-- BEGIN Given entries --

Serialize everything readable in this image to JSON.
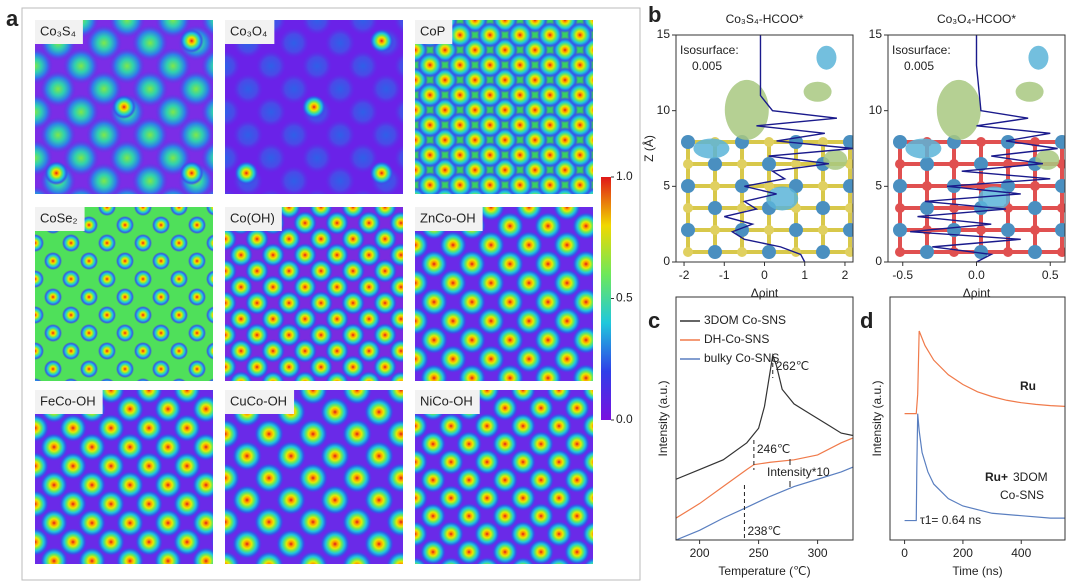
{
  "panel_labels": [
    "a",
    "b",
    "c",
    "d"
  ],
  "panel_a": {
    "maps": [
      "Co₃S₄",
      "Co₃O₄",
      "CoP",
      "CoSe₂",
      "Co(OH)",
      "ZnCo-OH",
      "FeCo-OH",
      "CuCo-OH",
      "NiCo-OH"
    ],
    "colorbar": {
      "lim": [
        0,
        1
      ],
      "ticks": [
        {
          "value": 0,
          "label": "0.0"
        },
        {
          "value": 0.5,
          "label": "0.5"
        },
        {
          "value": 1,
          "label": "1.0"
        }
      ]
    }
  },
  "chart_data": [
    {
      "type": "profile",
      "title": "Co₃S₄-HCOO*",
      "annotation": [
        "Isosurface:",
        "0.005"
      ],
      "xlabel": "Δρint",
      "ylabel": "Z (Å)",
      "xlim": [
        -2.2,
        2.2
      ],
      "xticks": [
        -2,
        -1,
        0,
        1,
        2
      ],
      "ylim": [
        0,
        15
      ],
      "yticks": [
        0,
        5,
        10,
        15
      ],
      "z": [
        15,
        13,
        11,
        10,
        9.5,
        9,
        8.5,
        8,
        7.5,
        7,
        6.5,
        6,
        5.5,
        5,
        4.5,
        4,
        3.5,
        3,
        2.5,
        2,
        1.5,
        1,
        0.5,
        0
      ],
      "series": [
        {
          "color": "#1a1a8c",
          "values": [
            -0.1,
            -0.1,
            -0.1,
            0.2,
            1.8,
            -0.2,
            1.5,
            0.3,
            2.2,
            0.1,
            1.6,
            0.2,
            0.5,
            -0.5,
            0.3,
            -0.5,
            -0.2,
            -1.0,
            -0.3,
            -0.8,
            -0.5,
            0.4,
            0.9,
            1.0
          ]
        }
      ]
    },
    {
      "type": "profile",
      "title": "Co₃O₄-HCOO*",
      "annotation": [
        "Isosurface:",
        "0.005"
      ],
      "xlabel": "Δρint",
      "xlim": [
        -0.6,
        0.6
      ],
      "xticks": [
        -0.5,
        {
          "value": 0,
          "label": "0.0"
        },
        0.5
      ],
      "ylim": [
        0,
        15
      ],
      "yticks": [
        0,
        5,
        10,
        15
      ],
      "z": [
        15,
        13,
        11,
        10,
        9.5,
        9,
        8.5,
        8,
        7.5,
        7,
        6.5,
        6,
        5.5,
        5,
        4.5,
        4,
        3.5,
        3,
        2.5,
        2,
        1.5,
        1,
        0.5,
        0
      ],
      "series": [
        {
          "color": "#1a1a8c",
          "values": [
            0,
            0,
            0.02,
            0.03,
            0.35,
            0,
            0.5,
            0.2,
            0.55,
            0.1,
            0.45,
            -0.1,
            0.5,
            -0.2,
            0.3,
            -0.35,
            0.2,
            -0.4,
            0.1,
            -0.45,
            0.3,
            -0.3,
            0.1,
            0
          ]
        }
      ]
    },
    {
      "type": "line",
      "xlabel": "Temperature (℃)",
      "ylabel": "Intensity (a.u.)",
      "xlim": [
        180,
        330
      ],
      "xticks": [
        200,
        250,
        300
      ],
      "ylim": [
        0,
        100
      ],
      "series": [
        {
          "name": "3DOM Co-SNS",
          "color": "#333333",
          "x": [
            180,
            200,
            220,
            240,
            250,
            255,
            260,
            262,
            265,
            270,
            280,
            290,
            300,
            310,
            320,
            330
          ],
          "values": [
            25,
            29,
            33,
            40,
            46,
            55,
            70,
            76,
            72,
            62,
            56,
            53,
            50,
            47,
            44,
            43
          ]
        },
        {
          "name": "DH-Co-SNS",
          "color": "#f07a4a",
          "x": [
            180,
            200,
            220,
            240,
            246,
            260,
            280,
            300,
            320,
            330
          ],
          "values": [
            9,
            15,
            22,
            29,
            31,
            32,
            33,
            35,
            40,
            42
          ]
        },
        {
          "name": "bulky Co-SNS",
          "color": "#5a7fc0",
          "x": [
            180,
            200,
            220,
            238,
            260,
            280,
            300,
            320,
            330
          ],
          "values": [
            0,
            4,
            9,
            13,
            18,
            22,
            25,
            28,
            30
          ]
        }
      ],
      "annotations": [
        {
          "text": "262℃",
          "x": 262
        },
        {
          "text": "246℃",
          "x": 246
        },
        {
          "text": "238℃",
          "x": 238
        },
        {
          "text": "Intensity*10"
        }
      ]
    },
    {
      "type": "line",
      "xlabel": "Time (ns)",
      "ylabel": "Intensity (a.u.)",
      "xlim": [
        -50,
        550
      ],
      "xticks": [
        0,
        200,
        400
      ],
      "ylim": [
        0,
        100
      ],
      "series": [
        {
          "color": "#f07a4a",
          "x": [
            0,
            40,
            45,
            50,
            70,
            100,
            150,
            200,
            250,
            300,
            350,
            400,
            450,
            500,
            550
          ],
          "values": [
            52,
            52,
            60,
            86,
            80,
            74,
            68,
            64,
            61,
            59,
            57.5,
            56.5,
            55.8,
            55.3,
            55
          ]
        },
        {
          "color": "#5a7fc0",
          "x": [
            0,
            40,
            42,
            45,
            50,
            60,
            80,
            100,
            150,
            200,
            300,
            400,
            500,
            550
          ],
          "values": [
            8,
            8,
            30,
            52,
            45,
            36,
            28,
            23,
            17,
            14,
            11,
            10,
            9,
            9
          ]
        }
      ],
      "annotations": [
        {
          "text": "Ru"
        },
        {
          "text": "Ru+"
        },
        {
          "text": "3DOM"
        },
        {
          "text": "Co-SNS"
        },
        {
          "text": "τ1= 0.64 ns"
        }
      ]
    }
  ]
}
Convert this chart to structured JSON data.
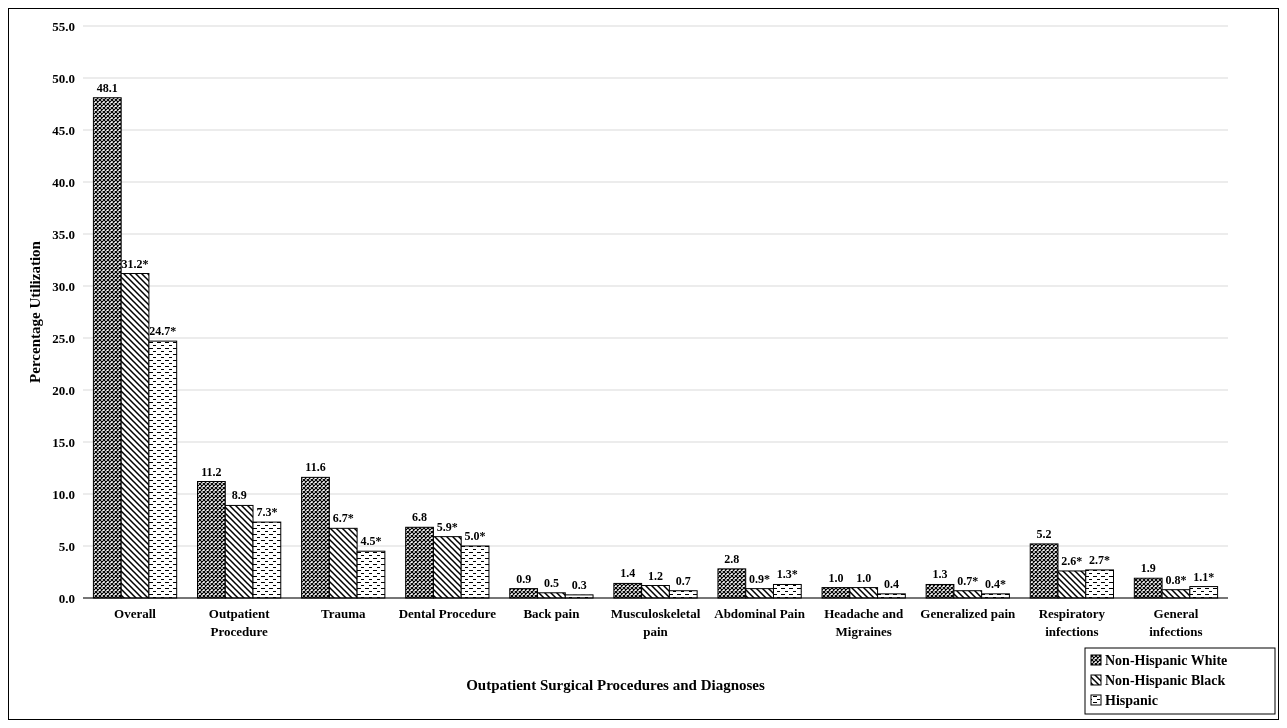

-- END Given entries --

__What is asked__
Transcribe the whole listing exactly. Pictures are excluded.

__Solution below__
Serialize everything readable in this image to JSON.
{
  "panel_labels": [
    "a",
    "b",
    "c",
    "d"
  ],
  "panel_a": {
    "maps": [
      "Co₃S₄",
      "Co₃O₄",
      "CoP",
      "CoSe₂",
      "Co(OH)",
      "ZnCo-OH",
      "FeCo-OH",
      "CuCo-OH",
      "NiCo-OH"
    ],
    "colorbar": {
      "lim": [
        0,
        1
      ],
      "ticks": [
        {
          "value": 0,
          "label": "0.0"
        },
        {
          "value": 0.5,
          "label": "0.5"
        },
        {
          "value": 1,
          "label": "1.0"
        }
      ]
    }
  },
  "chart_data": [
    {
      "type": "profile",
      "title": "Co₃S₄-HCOO*",
      "annotation": [
        "Isosurface:",
        "0.005"
      ],
      "xlabel": "Δρint",
      "ylabel": "Z (Å)",
      "xlim": [
        -2.2,
        2.2
      ],
      "xticks": [
        -2,
        -1,
        0,
        1,
        2
      ],
      "ylim": [
        0,
        15
      ],
      "yticks": [
        0,
        5,
        10,
        15
      ],
      "z": [
        15,
        13,
        11,
        10,
        9.5,
        9,
        8.5,
        8,
        7.5,
        7,
        6.5,
        6,
        5.5,
        5,
        4.5,
        4,
        3.5,
        3,
        2.5,
        2,
        1.5,
        1,
        0.5,
        0
      ],
      "series": [
        {
          "color": "#1a1a8c",
          "values": [
            -0.1,
            -0.1,
            -0.1,
            0.2,
            1.8,
            -0.2,
            1.5,
            0.3,
            2.2,
            0.1,
            1.6,
            0.2,
            0.5,
            -0.5,
            0.3,
            -0.5,
            -0.2,
            -1.0,
            -0.3,
            -0.8,
            -0.5,
            0.4,
            0.9,
            1.0
          ]
        }
      ]
    },
    {
      "type": "profile",
      "title": "Co₃O₄-HCOO*",
      "annotation": [
        "Isosurface:",
        "0.005"
      ],
      "xlabel": "Δρint",
      "xlim": [
        -0.6,
        0.6
      ],
      "xticks": [
        -0.5,
        {
          "value": 0,
          "label": "0.0"
        },
        0.5
      ],
      "ylim": [
        0,
        15
      ],
      "yticks": [
        0,
        5,
        10,
        15
      ],
      "z": [
        15,
        13,
        11,
        10,
        9.5,
        9,
        8.5,
        8,
        7.5,
        7,
        6.5,
        6,
        5.5,
        5,
        4.5,
        4,
        3.5,
        3,
        2.5,
        2,
        1.5,
        1,
        0.5,
        0
      ],
      "series": [
        {
          "color": "#1a1a8c",
          "values": [
            0,
            0,
            0.02,
            0.03,
            0.35,
            0,
            0.5,
            0.2,
            0.55,
            0.1,
            0.45,
            -0.1,
            0.5,
            -0.2,
            0.3,
            -0.35,
            0.2,
            -0.4,
            0.1,
            -0.45,
            0.3,
            -0.3,
            0.1,
            0
          ]
        }
      ]
    },
    {
      "type": "line",
      "xlabel": "Temperature (℃)",
      "ylabel": "Intensity (a.u.)",
      "xlim": [
        180,
        330
      ],
      "xticks": [
        200,
        250,
        300
      ],
      "ylim": [
        0,
        100
      ],
      "series": [
        {
          "name": "3DOM Co-SNS",
          "color": "#333333",
          "x": [
            180,
            200,
            220,
            240,
            250,
            255,
            260,
            262,
            265,
            270,
            280,
            290,
            300,
            310,
            320,
            330
          ],
          "values": [
            25,
            29,
            33,
            40,
            46,
            55,
            70,
            76,
            72,
            62,
            56,
            53,
            50,
            47,
            44,
            43
          ]
        },
        {
          "name": "DH-Co-SNS",
          "color": "#f07a4a",
          "x": [
            180,
            200,
            220,
            240,
            246,
            260,
            280,
            300,
            320,
            330
          ],
          "values": [
            9,
            15,
            22,
            29,
            31,
            32,
            33,
            35,
            40,
            42
          ]
        },
        {
          "name": "bulky Co-SNS",
          "color": "#5a7fc0",
          "x": [
            180,
            200,
            220,
            238,
            260,
            280,
            300,
            320,
            330
          ],
          "values": [
            0,
            4,
            9,
            13,
            18,
            22,
            25,
            28,
            30
          ]
        }
      ],
      "annotations": [
        {
          "text": "262℃",
          "x": 262
        },
        {
          "text": "246℃",
          "x": 246
        },
        {
          "text": "238℃",
          "x": 238
        },
        {
          "text": "Intensity*10"
        }
      ]
    },
    {
      "type": "line",
      "xlabel": "Time (ns)",
      "ylabel": "Intensity (a.u.)",
      "xlim": [
        -50,
        550
      ],
      "xticks": [
        0,
        200,
        400
      ],
      "ylim": [
        0,
        100
      ],
      "series": [
        {
          "color": "#f07a4a",
          "x": [
            0,
            40,
            45,
            50,
            70,
            100,
            150,
            200,
            250,
            300,
            350,
            400,
            450,
            500,
            550
          ],
          "values": [
            52,
            52,
            60,
            86,
            80,
            74,
            68,
            64,
            61,
            59,
            57.5,
            56.5,
            55.8,
            55.3,
            55
          ]
        },
        {
          "color": "#5a7fc0",
          "x": [
            0,
            40,
            42,
            45,
            50,
            60,
            80,
            100,
            150,
            200,
            300,
            400,
            500,
            550
          ],
          "values": [
            8,
            8,
            30,
            52,
            45,
            36,
            28,
            23,
            17,
            14,
            11,
            10,
            9,
            9
          ]
        }
      ],
      "annotations": [
        {
          "text": "Ru"
        },
        {
          "text": "Ru+"
        },
        {
          "text": "3DOM"
        },
        {
          "text": "Co-SNS"
        },
        {
          "text": "τ1= 0.64 ns"
        }
      ]
    }
  ]
}
Convert this chart to structured JSON data.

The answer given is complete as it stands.